■ **EXERCISE DIRECTIONS**
Write the data out again exactly, with no pictures.

::::

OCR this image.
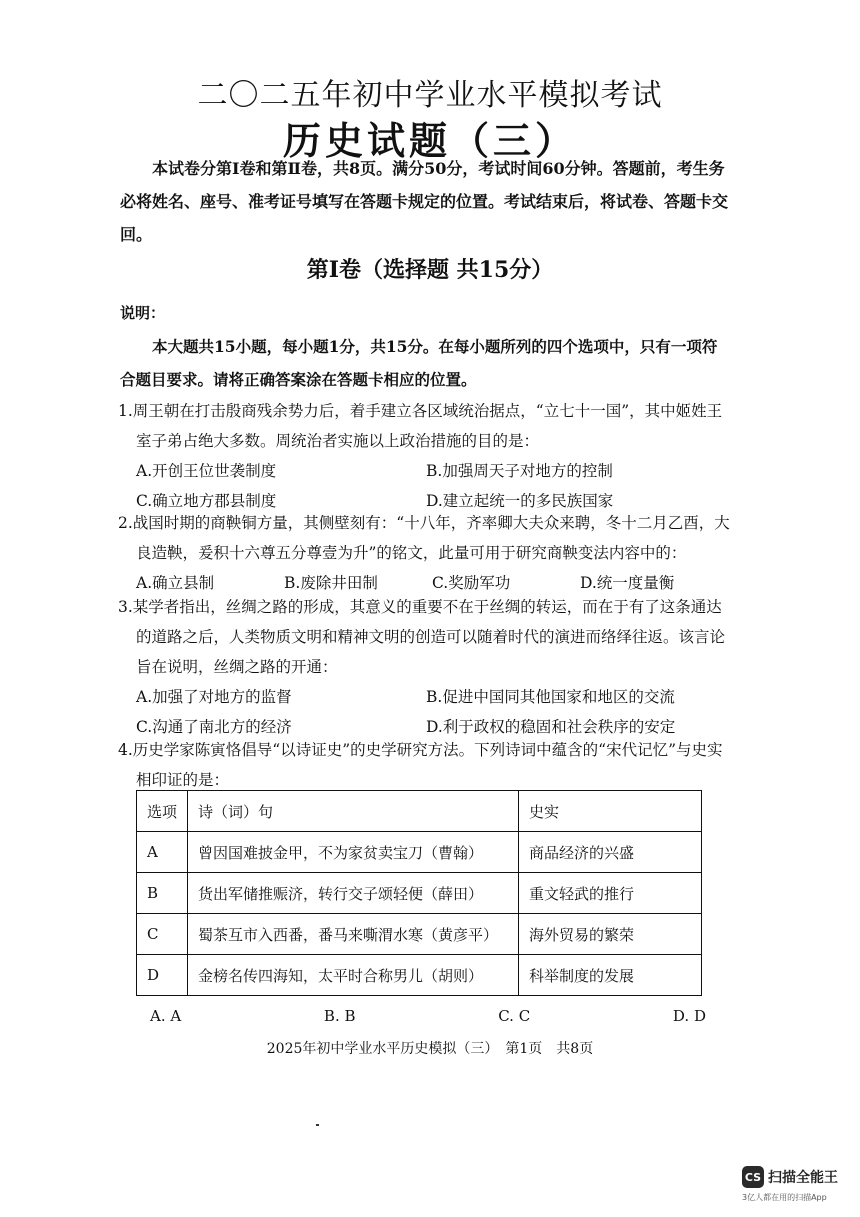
二〇二五年初中学业水平模拟考试
历史试题（三）
本试卷分第Ⅰ卷和第Ⅱ卷，共8页。满分50分，考试时间60分钟。答题前，考生务必将姓名、座号、准考证号填写在答题卡规定的位置。考试结束后，将试卷、答题卡交回。
第Ⅰ卷（选择题 共15分）
说明：
本大题共15小题，每小题1分，共15分。在每小题所列的四个选项中，只有一项符合题目要求。请将正确答案涂在答题卡相应的位置。
1.周王朝在打击殷商残余势力后，着手建立各区域统治据点，“立七十一国”，其中姬姓王室子弟占绝大多数。周统治者实施以上政治措施的目的是：
A.开创王位世袭制度	B.加强周天子对地方的控制
C.确立地方郡县制度	D.建立起统一的多民族国家
2.战国时期的商鞅铜方量，其侧壁刻有：“十八年，齐率卿大夫众来聘，冬十二月乙酉，大良造鞅，爰积十六尊五分尊壹为升”的铭文，此量可用于研究商鞅变法内容中的：
A.确立县制	B.废除井田制	C.奖励军功	D.统一度量衡
3.某学者指出，丝绸之路的形成，其意义的重要不在于丝绸的转运，而在于有了这条通达的道路之后，人类物质文明和精神文明的创造可以随着时代的演进而络绎往返。该言论旨在说明，丝绸之路的开通：
A.加强了对地方的监督	B.促进中国同其他国家和地区的交流
C.沟通了南北方的经济	D.利于政权的稳固和社会秩序的安定
4.历史学家陈寅恪倡导“以诗证史”的史学研究方法。下列诗词中蕴含的“宋代记忆”与史实相印证的是：
选项	诗（词）句	史实
A	曾因国难披金甲，不为家贫卖宝刀（曹翰）	商品经济的兴盛
B	货出军储推赈济，转行交子颂轻便（薛田）	重文轻武的推行
C	蜀茶互市入西番，番马来嘶渭水寒（黄彦平）	海外贸易的繁荣
D	金榜名传四海知，太平时合称男儿（胡则）	科举制度的发展
A. A	B. B	C. C	D. D
2025年初中学业水平历史模拟（三）　第1页　共8页
CS 扫描全能王
3亿人都在用的扫描App
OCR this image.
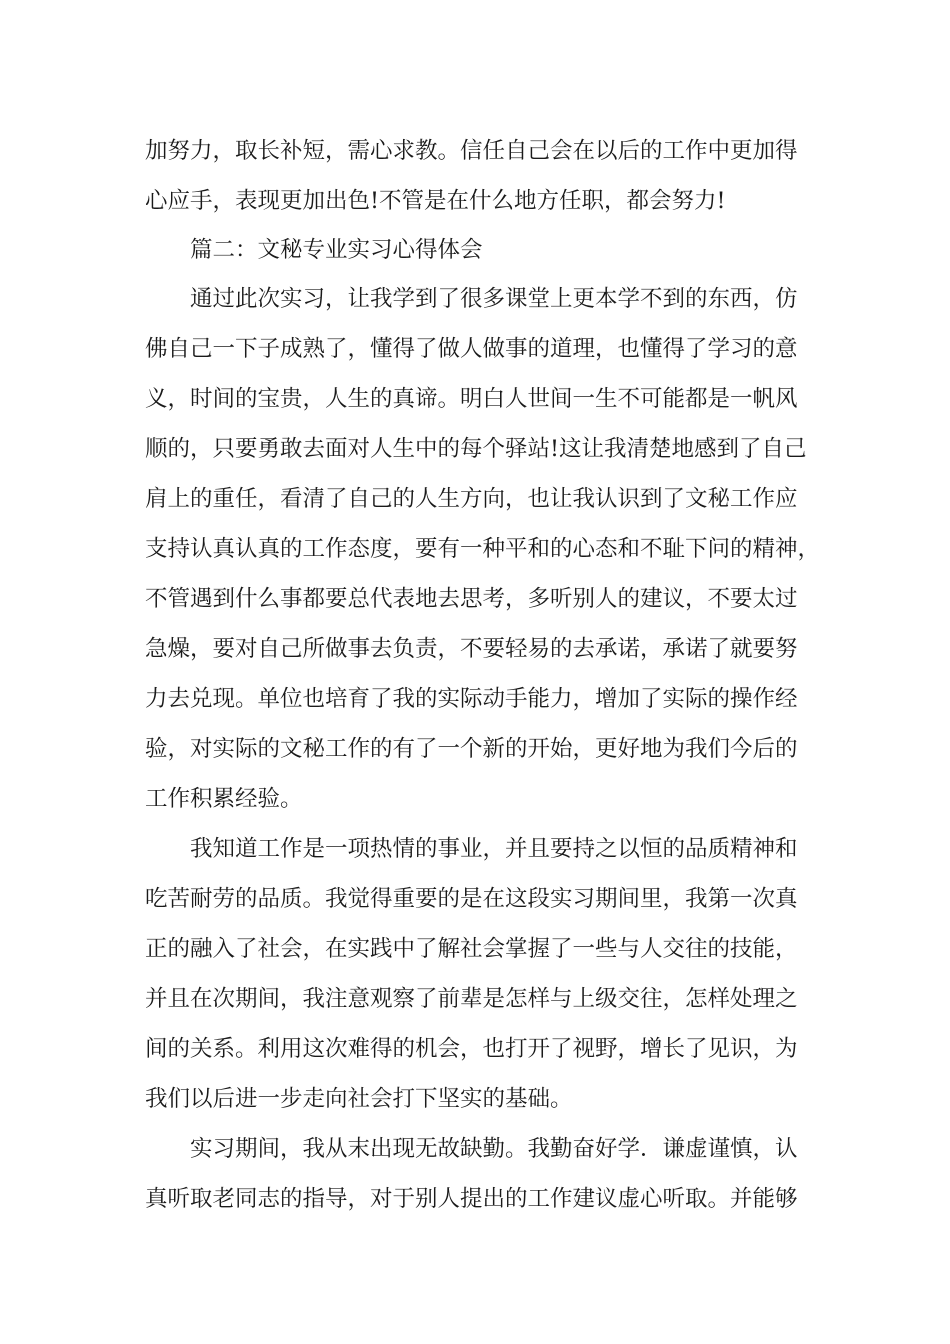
加努力，取长补短，需心求教。信任自己会在以后的工作中更加得

心应手，表现更加出色!不管是在什么地方任职，都会努力!

篇二：文秘专业实习心得体会

通过此次实习，让我学到了很多课堂上更本学不到的东西，仿

佛自己一下子成熟了，懂得了做人做事的道理，也懂得了学习的意

义，时间的宝贵，人生的真谛。明白人世间一生不可能都是一帆风

顺的，只要勇敢去面对人生中的每个驿站!这让我清楚地感到了自己

肩上的重任，看清了自己的人生方向，也让我认识到了文秘工作应

支持认真认真的工作态度，要有一种平和的心态和不耻下问的精神，

不管遇到什么事都要总代表地去思考，多听别人的建议，不要太过

急燥，要对自己所做事去负责，不要轻易的去承诺，承诺了就要努

力去兑现。单位也培育了我的实际动手能力，增加了实际的操作经

验，对实际的文秘工作的有了一个新的开始，更好地为我们今后的

工作积累经验。

我知道工作是一项热情的事业，并且要持之以恒的品质精神和

吃苦耐劳的品质。我觉得重要的是在这段实习期间里，我第一次真

正的融入了社会，在实践中了解社会掌握了一些与人交往的技能，

并且在次期间，我注意观察了前辈是怎样与上级交往，怎样处理之

间的关系。利用这次难得的机会，也打开了视野，增长了见识，为

我们以后进一步走向社会打下坚实的基础。

实习期间，我从末出现无故缺勤。我勤奋好学．谦虚谨慎，认

真听取老同志的指导，对于别人提出的工作建议虚心听取。并能够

::::

■ **FINISHED TASK**
OCR this image.
二〇二五年初中学业水平模拟考试
历史试题（三）
本试卷分第Ⅰ卷和第Ⅱ卷，共8页。满分50分，考试时间60分钟。答题前，考生务必将姓名、座号、准考证号填写在答题卡规定的位置。考试结束后，将试卷、答题卡交回。
第Ⅰ卷（选择题 共15分）
说明：
本大题共15小题，每小题1分，共15分。在每小题所列的四个选项中，只有一项符合题目要求。请将正确答案涂在答题卡相应的位置。
1.周王朝在打击殷商残余势力后，着手建立各区域统治据点，“立七十一国”，其中姬姓王室子弟占绝大多数。周统治者实施以上政治措施的目的是：
A.开创王位世袭制度	B.加强周天子对地方的控制
C.确立地方郡县制度	D.建立起统一的多民族国家
2.战国时期的商鞅铜方量，其侧壁刻有：“十八年，齐率卿大夫众来聘，冬十二月乙酉，大良造鞅，爰积十六尊五分尊壹为升”的铭文，此量可用于研究商鞅变法内容中的：
A.确立县制	B.废除井田制	C.奖励军功	D.统一度量衡
3.某学者指出，丝绸之路的形成，其意义的重要不在于丝绸的转运，而在于有了这条通达的道路之后，人类物质文明和精神文明的创造可以随着时代的演进而络绎往返。该言论旨在说明，丝绸之路的开通：
A.加强了对地方的监督	B.促进中国同其他国家和地区的交流
C.沟通了南北方的经济	D.利于政权的稳固和社会秩序的安定
4.历史学家陈寅恪倡导“以诗证史”的史学研究方法。下列诗词中蕴含的“宋代记忆”与史实相印证的是：
选项	诗（词）句	史实
A	曾因国难披金甲，不为家贫卖宝刀（曹翰）	商品经济的兴盛
B	货出军储推赈济，转行交子颂轻便（薛田）	重文轻武的推行
C	蜀茶互市入西番，番马来嘶渭水寒（黄彦平）	海外贸易的繁荣
D	金榜名传四海知，太平时合称男儿（胡则）	科举制度的发展
A. A	B. B	C. C	D. D
2025年初中学业水平历史模拟（三）　第1页　共8页
CS 扫描全能王
3亿人都在用的扫描App
OCR this image.
加努力，取长补短，需心求教。信任自己会在以后的工作中更加得

心应手，表现更加出色!不管是在什么地方任职，都会努力!

篇二：文秘专业实习心得体会

通过此次实习，让我学到了很多课堂上更本学不到的东西，仿

佛自己一下子成熟了，懂得了做人做事的道理，也懂得了学习的意

义，时间的宝贵，人生的真谛。明白人世间一生不可能都是一帆风

顺的，只要勇敢去面对人生中的每个驿站!这让我清楚地感到了自己

肩上的重任，看清了自己的人生方向，也让我认识到了文秘工作应

支持认真认真的工作态度，要有一种平和的心态和不耻下问的精神，

不管遇到什么事都要总代表地去思考，多听别人的建议，不要太过

急燥，要对自己所做事去负责，不要轻易的去承诺，承诺了就要努

力去兑现。单位也培育了我的实际动手能力，增加了实际的操作经

验，对实际的文秘工作的有了一个新的开始，更好地为我们今后的

工作积累经验。

我知道工作是一项热情的事业，并且要持之以恒的品质精神和

吃苦耐劳的品质。我觉得重要的是在这段实习期间里，我第一次真

正的融入了社会，在实践中了解社会掌握了一些与人交往的技能，

并且在次期间，我注意观察了前辈是怎样与上级交往，怎样处理之

间的关系。利用这次难得的机会，也打开了视野，增长了见识，为

我们以后进一步走向社会打下坚实的基础。

实习期间，我从末出现无故缺勤。我勤奋好学．谦虚谨慎，认

真听取老同志的指导，对于别人提出的工作建议虚心听取。并能够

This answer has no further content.